[START Provided records]

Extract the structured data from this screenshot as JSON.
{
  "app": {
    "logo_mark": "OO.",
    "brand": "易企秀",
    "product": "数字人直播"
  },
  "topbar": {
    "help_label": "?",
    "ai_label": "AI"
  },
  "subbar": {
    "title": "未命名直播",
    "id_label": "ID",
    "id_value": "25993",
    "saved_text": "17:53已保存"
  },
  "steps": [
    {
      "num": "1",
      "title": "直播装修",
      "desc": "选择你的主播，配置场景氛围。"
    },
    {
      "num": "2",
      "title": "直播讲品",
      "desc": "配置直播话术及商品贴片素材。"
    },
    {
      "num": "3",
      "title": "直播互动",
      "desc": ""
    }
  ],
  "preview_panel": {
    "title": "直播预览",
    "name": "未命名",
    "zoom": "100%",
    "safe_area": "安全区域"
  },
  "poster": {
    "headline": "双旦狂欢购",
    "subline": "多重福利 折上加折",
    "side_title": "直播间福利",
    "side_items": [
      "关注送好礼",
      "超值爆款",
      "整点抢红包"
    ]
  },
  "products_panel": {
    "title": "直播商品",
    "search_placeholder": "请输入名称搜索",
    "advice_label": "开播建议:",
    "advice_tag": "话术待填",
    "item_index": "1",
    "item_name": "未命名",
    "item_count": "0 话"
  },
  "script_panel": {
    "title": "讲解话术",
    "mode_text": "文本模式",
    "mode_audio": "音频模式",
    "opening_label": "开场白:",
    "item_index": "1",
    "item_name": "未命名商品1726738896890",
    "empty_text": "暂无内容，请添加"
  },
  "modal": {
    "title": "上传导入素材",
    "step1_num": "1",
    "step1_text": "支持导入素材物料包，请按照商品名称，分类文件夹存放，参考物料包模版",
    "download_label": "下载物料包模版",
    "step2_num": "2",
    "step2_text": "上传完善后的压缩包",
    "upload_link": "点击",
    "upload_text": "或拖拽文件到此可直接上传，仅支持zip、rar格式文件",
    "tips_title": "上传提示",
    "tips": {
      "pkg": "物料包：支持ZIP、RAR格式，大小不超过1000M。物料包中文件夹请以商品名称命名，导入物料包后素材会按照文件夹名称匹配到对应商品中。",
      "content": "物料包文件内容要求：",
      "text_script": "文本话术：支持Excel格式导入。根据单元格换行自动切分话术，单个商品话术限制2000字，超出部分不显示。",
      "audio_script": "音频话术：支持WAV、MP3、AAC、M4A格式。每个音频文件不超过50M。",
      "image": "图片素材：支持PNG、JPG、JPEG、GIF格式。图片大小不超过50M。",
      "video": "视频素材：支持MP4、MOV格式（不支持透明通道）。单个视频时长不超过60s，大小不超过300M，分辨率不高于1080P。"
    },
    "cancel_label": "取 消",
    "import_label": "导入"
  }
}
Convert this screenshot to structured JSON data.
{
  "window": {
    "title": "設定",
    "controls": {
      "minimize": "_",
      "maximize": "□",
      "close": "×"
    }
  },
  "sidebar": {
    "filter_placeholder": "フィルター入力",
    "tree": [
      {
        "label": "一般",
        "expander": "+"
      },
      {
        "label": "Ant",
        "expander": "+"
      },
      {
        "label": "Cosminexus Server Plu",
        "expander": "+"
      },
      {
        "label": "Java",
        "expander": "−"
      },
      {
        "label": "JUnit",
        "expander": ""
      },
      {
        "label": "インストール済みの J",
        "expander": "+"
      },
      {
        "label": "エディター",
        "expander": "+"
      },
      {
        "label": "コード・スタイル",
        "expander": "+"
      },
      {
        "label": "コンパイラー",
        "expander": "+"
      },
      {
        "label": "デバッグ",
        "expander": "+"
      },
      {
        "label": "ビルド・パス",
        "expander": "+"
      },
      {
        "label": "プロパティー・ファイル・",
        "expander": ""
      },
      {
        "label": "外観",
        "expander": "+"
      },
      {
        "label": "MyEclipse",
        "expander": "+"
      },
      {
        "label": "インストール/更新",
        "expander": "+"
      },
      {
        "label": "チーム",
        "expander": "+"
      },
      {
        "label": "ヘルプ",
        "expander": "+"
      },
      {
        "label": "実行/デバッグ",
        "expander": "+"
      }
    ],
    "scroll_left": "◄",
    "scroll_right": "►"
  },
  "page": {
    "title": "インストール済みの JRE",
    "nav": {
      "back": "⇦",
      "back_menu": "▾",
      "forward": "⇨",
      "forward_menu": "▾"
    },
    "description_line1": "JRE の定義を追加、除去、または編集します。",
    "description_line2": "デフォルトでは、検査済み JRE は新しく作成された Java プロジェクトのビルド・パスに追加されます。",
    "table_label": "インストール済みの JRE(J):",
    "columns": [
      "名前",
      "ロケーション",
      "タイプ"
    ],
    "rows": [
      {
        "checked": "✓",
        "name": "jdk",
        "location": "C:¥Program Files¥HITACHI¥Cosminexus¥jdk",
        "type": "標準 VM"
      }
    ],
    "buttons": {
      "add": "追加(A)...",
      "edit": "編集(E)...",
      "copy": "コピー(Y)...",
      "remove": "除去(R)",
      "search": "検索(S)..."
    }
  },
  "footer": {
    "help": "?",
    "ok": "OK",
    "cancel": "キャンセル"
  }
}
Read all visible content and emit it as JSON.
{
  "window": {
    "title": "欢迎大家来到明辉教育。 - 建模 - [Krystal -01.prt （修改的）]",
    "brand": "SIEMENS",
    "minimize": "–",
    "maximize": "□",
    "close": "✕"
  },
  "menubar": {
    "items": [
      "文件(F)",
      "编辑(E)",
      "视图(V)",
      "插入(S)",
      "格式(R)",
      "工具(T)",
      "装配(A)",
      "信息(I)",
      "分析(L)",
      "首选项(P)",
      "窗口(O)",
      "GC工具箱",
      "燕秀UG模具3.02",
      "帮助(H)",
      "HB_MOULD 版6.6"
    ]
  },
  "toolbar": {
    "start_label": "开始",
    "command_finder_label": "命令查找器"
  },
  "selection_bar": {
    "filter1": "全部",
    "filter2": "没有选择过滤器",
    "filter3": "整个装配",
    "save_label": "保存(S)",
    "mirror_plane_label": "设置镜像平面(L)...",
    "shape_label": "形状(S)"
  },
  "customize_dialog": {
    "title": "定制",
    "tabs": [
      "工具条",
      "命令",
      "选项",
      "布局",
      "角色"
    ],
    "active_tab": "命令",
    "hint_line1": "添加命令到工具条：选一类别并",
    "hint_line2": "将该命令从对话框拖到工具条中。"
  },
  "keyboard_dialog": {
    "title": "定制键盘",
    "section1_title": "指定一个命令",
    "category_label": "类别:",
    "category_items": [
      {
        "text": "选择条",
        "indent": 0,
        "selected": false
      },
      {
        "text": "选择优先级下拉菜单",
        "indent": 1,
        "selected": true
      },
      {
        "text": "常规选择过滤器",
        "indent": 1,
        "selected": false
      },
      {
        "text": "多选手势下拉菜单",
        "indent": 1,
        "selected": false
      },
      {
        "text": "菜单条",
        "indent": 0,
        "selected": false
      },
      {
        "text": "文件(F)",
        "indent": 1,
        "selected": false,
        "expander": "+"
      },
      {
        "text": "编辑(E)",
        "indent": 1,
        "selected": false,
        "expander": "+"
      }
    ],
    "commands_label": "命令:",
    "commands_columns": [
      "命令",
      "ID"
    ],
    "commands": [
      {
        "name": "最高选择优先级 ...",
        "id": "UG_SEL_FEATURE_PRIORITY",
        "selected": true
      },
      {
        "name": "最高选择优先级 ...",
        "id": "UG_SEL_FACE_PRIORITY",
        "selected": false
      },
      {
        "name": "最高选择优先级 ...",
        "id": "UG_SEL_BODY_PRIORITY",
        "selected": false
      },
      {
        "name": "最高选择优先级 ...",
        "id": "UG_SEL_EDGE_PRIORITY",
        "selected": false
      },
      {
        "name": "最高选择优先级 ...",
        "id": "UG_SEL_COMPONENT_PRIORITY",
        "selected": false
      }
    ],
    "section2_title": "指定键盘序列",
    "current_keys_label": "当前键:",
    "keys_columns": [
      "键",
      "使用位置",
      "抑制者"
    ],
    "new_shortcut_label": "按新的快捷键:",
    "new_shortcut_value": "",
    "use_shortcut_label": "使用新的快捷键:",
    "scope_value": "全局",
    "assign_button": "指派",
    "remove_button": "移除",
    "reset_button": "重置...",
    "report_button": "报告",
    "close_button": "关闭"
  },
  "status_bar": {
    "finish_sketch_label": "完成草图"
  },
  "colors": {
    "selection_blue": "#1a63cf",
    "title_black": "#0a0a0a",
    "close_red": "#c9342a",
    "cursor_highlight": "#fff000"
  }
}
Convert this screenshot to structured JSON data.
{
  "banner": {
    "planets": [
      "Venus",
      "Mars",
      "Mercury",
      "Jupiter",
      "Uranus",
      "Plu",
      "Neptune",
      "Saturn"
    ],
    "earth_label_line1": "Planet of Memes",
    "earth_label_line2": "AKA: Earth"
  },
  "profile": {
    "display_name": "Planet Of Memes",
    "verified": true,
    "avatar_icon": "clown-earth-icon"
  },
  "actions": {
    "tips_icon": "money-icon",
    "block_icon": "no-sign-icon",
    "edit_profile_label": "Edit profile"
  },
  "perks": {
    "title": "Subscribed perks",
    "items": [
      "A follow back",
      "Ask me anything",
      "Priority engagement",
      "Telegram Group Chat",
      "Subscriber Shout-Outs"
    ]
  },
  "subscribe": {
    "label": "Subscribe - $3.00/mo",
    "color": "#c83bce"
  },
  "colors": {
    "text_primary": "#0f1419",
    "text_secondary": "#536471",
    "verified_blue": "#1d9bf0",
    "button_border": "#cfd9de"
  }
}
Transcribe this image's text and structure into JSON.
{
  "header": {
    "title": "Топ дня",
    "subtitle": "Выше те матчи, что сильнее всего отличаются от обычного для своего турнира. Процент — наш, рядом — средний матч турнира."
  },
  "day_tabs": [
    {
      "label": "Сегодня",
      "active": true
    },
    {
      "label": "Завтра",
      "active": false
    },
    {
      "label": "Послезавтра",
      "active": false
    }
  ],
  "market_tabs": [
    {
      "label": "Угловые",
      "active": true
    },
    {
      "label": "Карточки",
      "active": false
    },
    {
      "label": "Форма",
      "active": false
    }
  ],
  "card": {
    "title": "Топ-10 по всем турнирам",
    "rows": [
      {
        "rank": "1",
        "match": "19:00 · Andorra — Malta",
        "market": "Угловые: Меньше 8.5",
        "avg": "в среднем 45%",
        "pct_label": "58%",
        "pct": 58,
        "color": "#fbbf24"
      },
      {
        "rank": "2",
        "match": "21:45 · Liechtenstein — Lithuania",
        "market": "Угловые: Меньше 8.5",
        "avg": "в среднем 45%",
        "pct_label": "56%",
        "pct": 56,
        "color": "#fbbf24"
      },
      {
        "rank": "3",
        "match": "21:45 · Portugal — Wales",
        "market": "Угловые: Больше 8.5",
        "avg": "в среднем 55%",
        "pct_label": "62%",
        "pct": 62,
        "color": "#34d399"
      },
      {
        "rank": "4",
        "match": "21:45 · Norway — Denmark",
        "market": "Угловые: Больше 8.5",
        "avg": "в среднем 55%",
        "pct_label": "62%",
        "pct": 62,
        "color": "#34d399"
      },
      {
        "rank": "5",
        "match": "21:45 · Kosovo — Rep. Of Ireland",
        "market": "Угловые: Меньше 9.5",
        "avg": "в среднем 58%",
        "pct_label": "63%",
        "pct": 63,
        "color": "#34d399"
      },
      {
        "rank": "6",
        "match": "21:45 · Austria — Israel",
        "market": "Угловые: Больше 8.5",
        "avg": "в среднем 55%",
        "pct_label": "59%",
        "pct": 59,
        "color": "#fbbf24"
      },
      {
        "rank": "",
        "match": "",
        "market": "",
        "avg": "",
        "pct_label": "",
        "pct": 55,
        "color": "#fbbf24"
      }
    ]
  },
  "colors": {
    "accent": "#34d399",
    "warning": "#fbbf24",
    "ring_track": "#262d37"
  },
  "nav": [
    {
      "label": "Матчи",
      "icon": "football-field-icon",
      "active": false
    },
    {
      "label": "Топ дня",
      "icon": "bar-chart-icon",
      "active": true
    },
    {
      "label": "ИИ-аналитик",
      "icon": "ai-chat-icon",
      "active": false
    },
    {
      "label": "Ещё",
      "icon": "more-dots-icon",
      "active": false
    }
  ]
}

[END Provided records]

◆ **What the exercise asks**
Copy all lines above containing the string "rank".

◆ **Right answer**
        "rank": "1",
        "rank": "2",
        "rank": "3",
        "rank": "4",
        "rank": "5",
        "rank": "6",
        "rank": "",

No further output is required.